— Exercise directions —
Copy each line below in which the word "AOML" occurs.

— Records shown —

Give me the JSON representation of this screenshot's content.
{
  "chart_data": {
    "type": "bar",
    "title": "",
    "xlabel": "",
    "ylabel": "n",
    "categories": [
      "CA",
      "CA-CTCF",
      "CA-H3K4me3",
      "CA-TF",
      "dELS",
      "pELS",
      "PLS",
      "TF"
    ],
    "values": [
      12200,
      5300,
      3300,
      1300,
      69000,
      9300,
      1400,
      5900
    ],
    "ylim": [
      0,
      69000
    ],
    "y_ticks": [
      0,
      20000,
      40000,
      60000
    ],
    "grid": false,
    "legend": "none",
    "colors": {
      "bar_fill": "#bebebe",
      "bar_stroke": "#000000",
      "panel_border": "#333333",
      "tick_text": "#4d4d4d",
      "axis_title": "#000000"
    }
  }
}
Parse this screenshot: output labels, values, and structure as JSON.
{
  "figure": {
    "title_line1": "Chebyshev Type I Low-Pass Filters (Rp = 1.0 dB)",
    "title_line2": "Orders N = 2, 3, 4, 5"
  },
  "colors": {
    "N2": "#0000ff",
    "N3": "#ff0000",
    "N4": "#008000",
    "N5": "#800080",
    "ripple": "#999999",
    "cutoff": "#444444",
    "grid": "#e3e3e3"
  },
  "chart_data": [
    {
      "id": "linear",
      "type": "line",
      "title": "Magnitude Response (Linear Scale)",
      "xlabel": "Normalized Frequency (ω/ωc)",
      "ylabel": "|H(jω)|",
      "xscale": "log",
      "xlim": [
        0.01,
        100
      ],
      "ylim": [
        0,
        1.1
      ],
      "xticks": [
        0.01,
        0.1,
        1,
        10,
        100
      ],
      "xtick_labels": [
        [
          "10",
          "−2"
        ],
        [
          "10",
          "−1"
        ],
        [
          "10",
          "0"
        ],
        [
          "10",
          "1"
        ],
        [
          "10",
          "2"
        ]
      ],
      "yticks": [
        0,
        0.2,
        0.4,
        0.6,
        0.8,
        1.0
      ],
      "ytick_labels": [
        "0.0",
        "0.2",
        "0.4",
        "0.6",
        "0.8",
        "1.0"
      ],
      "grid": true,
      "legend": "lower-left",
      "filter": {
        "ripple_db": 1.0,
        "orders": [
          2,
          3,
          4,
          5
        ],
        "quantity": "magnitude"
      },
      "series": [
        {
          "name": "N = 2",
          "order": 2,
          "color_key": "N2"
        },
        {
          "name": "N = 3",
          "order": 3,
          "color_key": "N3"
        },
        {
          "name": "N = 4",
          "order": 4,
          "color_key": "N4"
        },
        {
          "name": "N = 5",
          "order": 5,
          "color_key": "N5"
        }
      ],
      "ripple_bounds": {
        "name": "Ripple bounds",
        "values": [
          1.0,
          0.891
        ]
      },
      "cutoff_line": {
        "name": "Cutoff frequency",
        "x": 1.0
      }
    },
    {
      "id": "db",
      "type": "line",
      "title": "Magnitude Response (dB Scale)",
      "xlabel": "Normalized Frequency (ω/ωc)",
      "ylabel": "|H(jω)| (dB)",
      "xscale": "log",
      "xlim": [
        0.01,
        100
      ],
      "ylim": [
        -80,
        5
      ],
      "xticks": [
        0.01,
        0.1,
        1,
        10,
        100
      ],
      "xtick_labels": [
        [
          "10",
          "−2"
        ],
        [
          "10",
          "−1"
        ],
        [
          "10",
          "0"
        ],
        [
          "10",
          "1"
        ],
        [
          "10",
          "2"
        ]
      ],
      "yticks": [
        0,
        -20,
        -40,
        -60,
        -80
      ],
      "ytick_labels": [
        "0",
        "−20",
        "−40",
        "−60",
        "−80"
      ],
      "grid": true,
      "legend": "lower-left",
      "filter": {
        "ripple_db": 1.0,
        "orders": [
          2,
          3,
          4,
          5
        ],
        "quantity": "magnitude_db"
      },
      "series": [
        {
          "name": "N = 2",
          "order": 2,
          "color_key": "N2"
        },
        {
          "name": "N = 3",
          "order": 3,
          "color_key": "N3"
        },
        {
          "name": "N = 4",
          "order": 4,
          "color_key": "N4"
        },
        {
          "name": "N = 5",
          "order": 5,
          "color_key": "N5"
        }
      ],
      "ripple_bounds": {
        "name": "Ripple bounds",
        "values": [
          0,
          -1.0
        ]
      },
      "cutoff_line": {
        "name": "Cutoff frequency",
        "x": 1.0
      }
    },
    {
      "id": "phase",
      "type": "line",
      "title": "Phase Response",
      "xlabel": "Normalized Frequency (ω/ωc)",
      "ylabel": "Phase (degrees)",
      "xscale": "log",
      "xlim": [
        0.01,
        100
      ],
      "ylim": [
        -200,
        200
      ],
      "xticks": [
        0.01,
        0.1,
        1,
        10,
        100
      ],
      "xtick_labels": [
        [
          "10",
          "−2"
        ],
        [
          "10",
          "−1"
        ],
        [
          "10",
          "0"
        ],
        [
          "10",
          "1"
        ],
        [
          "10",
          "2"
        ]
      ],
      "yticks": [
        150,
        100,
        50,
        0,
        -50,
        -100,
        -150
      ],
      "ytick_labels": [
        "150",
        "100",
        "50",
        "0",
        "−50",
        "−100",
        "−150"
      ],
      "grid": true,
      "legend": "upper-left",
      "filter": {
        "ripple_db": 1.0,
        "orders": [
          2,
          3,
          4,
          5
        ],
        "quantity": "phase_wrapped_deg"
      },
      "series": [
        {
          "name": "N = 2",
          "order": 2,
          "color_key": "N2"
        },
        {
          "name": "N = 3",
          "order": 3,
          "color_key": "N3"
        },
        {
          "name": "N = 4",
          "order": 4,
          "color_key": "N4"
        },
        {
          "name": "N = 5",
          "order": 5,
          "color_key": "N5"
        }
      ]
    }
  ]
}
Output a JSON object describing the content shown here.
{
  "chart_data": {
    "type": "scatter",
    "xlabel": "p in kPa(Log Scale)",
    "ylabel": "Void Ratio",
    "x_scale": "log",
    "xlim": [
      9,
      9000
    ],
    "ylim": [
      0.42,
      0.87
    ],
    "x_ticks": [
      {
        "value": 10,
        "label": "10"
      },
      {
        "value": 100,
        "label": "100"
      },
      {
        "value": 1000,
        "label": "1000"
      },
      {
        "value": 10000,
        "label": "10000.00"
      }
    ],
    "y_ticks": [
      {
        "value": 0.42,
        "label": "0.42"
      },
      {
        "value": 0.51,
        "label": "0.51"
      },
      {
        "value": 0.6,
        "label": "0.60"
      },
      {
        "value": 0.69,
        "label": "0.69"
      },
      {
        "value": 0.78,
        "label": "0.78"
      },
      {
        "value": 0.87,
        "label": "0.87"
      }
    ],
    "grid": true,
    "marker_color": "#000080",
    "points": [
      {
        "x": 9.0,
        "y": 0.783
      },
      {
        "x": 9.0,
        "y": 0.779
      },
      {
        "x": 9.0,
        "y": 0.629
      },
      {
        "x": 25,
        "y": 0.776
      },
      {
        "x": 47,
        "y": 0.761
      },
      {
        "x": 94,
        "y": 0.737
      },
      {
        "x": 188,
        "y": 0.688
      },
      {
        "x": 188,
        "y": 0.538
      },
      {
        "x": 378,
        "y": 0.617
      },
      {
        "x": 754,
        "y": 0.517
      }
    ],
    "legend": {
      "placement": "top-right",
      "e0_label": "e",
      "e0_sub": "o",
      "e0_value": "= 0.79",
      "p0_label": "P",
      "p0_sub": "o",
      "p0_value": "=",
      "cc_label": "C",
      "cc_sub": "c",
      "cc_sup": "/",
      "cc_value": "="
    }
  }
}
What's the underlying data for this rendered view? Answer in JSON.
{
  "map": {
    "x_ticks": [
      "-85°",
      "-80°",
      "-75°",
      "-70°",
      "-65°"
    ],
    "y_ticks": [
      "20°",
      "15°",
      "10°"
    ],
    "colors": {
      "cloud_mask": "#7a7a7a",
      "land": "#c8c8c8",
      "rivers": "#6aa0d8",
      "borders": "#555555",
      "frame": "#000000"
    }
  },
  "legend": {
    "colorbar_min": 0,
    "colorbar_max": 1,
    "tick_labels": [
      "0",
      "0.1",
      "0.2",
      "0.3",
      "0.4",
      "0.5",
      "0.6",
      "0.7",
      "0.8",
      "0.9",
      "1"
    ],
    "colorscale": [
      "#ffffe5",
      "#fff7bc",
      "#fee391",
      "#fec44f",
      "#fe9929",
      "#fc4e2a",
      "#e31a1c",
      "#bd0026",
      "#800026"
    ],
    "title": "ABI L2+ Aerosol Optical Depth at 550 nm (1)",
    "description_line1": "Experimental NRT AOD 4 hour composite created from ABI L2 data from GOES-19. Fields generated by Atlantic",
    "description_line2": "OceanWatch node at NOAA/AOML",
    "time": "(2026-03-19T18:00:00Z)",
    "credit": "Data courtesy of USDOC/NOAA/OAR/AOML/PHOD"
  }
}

— Result of this exercise —
    "description_line2": "OceanWatch node at NOAA/AOML",
    "credit": "Data courtesy of USDOC/NOAA/OAR/AOML/PHOD"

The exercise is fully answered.